Lines of data
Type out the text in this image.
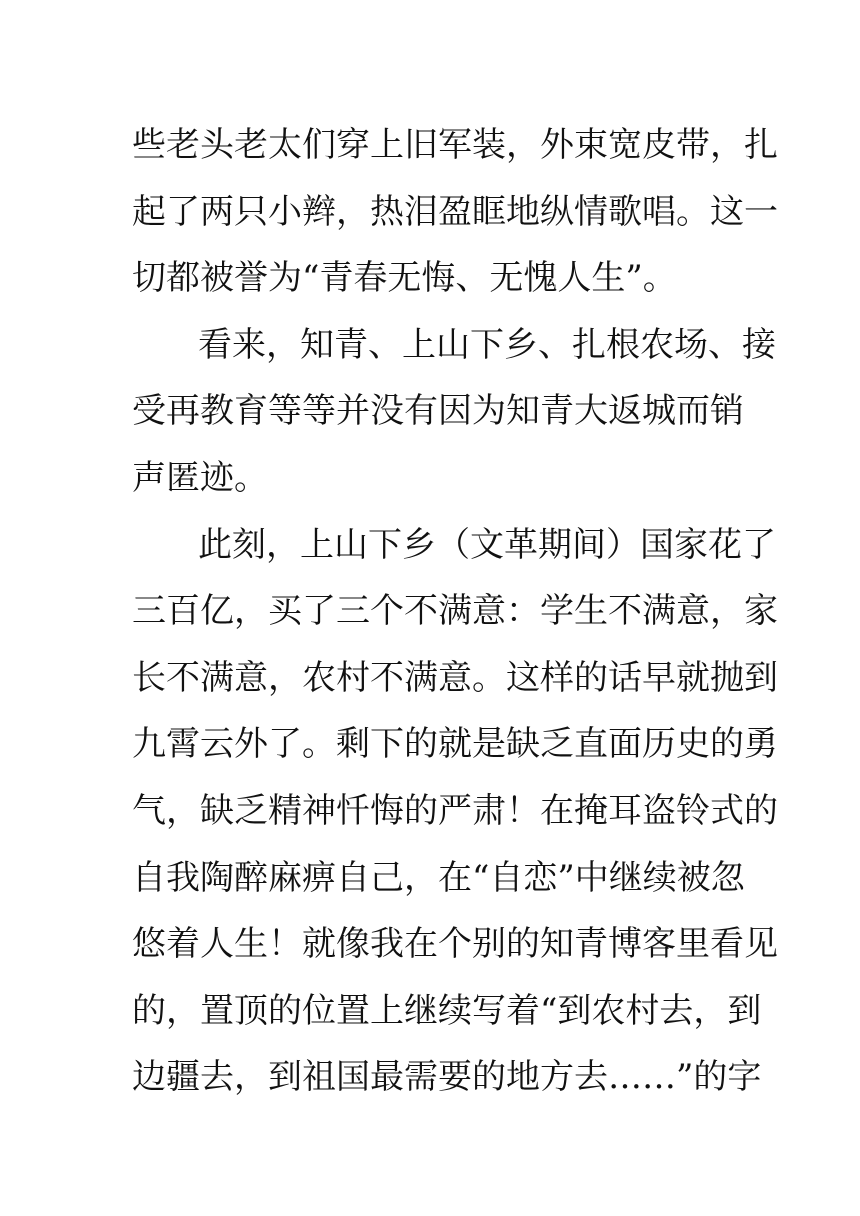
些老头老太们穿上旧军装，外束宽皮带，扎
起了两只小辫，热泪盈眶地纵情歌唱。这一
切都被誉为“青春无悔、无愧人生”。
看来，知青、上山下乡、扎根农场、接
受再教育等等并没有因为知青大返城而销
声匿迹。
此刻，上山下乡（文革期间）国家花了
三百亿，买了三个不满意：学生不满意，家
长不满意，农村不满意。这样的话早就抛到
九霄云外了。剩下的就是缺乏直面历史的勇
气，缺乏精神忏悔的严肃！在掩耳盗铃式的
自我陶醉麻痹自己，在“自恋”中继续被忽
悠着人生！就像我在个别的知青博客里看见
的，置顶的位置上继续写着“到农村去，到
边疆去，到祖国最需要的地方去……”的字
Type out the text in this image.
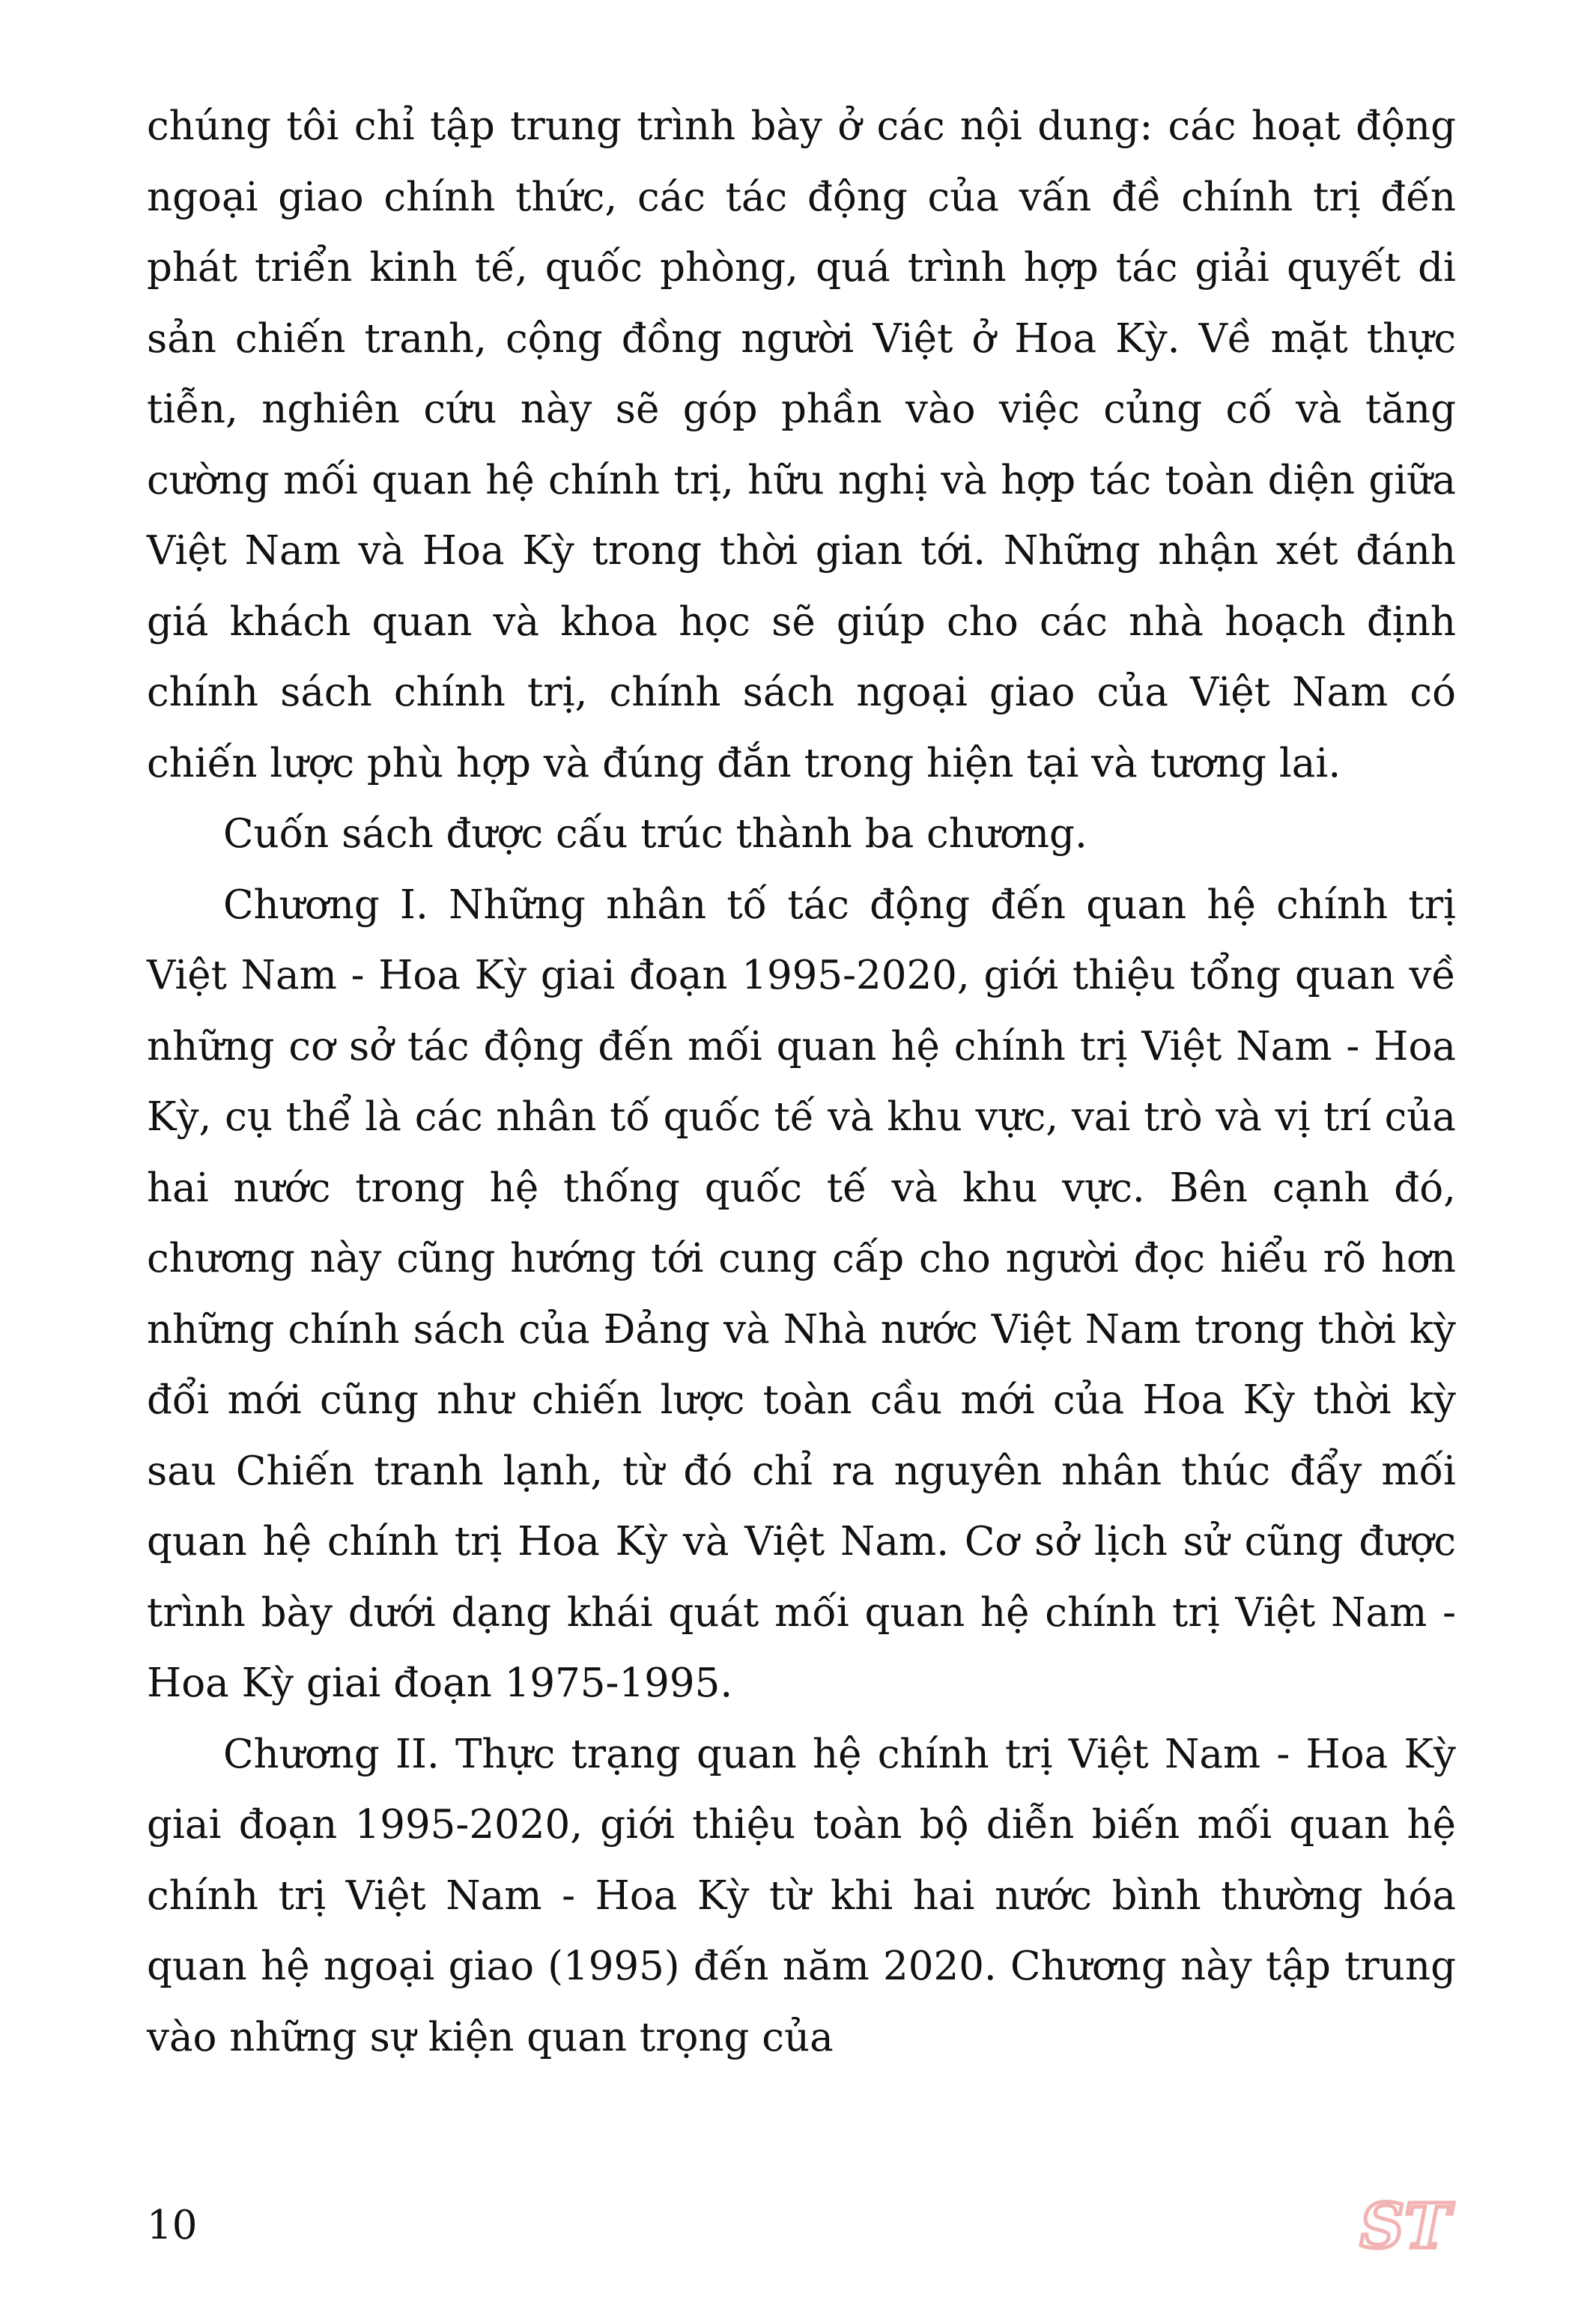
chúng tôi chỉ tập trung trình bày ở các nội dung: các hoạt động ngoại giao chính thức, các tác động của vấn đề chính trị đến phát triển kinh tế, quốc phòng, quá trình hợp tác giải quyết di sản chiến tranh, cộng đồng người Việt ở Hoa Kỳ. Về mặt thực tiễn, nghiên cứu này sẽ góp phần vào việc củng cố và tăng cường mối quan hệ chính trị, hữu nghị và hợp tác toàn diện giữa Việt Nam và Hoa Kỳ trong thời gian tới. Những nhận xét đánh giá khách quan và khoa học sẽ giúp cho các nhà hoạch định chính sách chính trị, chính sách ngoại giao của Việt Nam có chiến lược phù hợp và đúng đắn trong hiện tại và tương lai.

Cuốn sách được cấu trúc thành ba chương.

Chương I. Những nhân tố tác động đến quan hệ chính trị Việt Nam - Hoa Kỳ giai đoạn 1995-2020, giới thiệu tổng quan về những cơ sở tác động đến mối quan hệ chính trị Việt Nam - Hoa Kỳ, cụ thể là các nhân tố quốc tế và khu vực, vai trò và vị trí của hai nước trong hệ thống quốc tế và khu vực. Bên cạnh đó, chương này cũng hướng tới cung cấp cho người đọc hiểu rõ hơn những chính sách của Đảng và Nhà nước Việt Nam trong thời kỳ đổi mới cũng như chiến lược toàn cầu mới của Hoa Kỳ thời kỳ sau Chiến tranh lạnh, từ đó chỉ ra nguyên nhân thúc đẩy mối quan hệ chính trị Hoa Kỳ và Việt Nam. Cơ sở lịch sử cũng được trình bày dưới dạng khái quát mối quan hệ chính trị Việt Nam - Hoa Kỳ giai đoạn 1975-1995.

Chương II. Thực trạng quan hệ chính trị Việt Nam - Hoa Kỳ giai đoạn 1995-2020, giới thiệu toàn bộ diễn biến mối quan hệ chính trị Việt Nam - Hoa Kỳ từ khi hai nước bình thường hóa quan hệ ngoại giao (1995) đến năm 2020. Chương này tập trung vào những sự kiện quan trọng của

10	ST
...
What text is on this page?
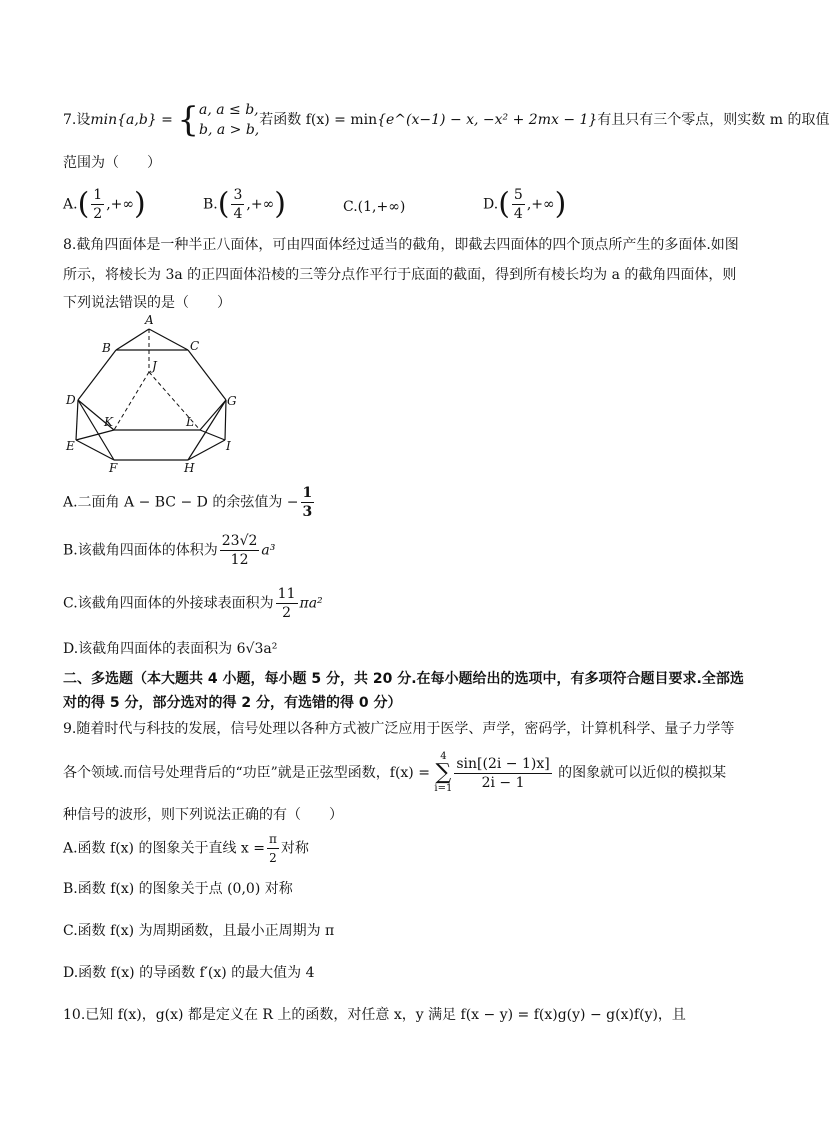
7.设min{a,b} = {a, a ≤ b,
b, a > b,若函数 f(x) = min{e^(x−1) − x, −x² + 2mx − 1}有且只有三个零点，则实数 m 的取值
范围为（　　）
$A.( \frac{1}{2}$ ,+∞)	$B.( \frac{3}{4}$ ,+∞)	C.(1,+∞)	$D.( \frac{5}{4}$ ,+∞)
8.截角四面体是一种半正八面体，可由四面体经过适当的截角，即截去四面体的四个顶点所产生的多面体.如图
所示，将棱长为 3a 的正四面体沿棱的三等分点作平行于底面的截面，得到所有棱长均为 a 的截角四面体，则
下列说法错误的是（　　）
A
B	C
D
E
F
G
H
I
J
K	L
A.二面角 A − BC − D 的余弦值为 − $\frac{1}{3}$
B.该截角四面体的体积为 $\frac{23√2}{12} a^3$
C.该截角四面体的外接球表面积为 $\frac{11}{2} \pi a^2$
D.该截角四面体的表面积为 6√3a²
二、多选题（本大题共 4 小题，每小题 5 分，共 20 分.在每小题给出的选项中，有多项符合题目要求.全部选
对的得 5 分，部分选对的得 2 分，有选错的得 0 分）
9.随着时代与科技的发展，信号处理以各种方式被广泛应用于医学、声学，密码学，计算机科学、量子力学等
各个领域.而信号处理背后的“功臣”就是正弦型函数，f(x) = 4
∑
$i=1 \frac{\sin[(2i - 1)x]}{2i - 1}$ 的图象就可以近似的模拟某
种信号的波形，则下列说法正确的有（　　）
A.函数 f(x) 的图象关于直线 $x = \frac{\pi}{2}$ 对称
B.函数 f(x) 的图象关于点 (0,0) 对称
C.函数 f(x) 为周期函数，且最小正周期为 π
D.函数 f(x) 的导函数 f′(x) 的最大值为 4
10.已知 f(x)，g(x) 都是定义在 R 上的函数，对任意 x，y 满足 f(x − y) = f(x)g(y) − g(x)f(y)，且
* * *
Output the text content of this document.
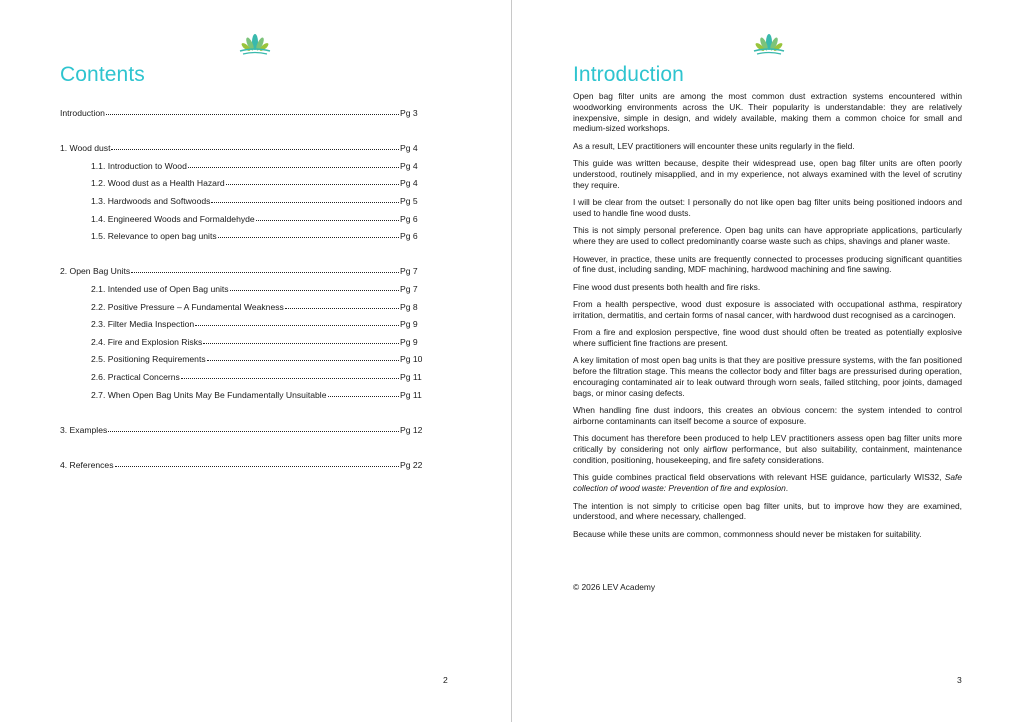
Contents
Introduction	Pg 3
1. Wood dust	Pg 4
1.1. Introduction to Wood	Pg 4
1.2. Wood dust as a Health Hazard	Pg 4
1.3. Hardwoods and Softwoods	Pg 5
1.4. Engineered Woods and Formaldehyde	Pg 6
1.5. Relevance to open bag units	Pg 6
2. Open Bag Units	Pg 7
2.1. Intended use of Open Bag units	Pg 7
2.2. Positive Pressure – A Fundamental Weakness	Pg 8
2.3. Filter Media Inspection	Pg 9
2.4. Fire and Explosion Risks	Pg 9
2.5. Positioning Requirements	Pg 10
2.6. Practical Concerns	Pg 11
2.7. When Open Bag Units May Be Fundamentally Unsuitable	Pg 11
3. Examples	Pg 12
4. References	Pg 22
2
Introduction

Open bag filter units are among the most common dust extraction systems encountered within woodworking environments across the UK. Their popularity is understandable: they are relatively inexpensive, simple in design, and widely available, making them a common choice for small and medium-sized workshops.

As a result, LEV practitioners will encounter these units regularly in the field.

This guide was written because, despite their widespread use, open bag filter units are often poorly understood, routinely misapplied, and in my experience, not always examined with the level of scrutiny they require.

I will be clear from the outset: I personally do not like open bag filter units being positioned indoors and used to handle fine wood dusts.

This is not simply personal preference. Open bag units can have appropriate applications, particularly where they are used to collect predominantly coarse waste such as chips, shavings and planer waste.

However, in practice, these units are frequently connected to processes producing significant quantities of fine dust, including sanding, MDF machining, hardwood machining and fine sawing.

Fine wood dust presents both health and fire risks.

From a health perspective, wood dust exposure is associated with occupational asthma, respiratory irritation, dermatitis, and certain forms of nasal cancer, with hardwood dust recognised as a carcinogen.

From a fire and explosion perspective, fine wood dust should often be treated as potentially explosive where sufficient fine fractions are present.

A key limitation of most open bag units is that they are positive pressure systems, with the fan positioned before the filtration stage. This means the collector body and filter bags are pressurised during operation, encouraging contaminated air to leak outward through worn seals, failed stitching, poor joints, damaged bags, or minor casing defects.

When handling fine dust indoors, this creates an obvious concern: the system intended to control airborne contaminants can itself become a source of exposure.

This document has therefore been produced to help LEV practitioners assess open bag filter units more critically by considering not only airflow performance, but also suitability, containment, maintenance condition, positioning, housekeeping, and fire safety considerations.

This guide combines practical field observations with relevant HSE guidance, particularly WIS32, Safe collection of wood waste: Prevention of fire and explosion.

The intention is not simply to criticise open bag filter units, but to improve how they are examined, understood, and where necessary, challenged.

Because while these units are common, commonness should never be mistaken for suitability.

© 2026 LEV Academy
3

EXERCISE OBJECTIVE:
Search the entries for the string "Introduction" and collect each line that has it.

RESULT:
Introduction	Pg 3
1.1. Introduction to Wood	Pg 4
Introduction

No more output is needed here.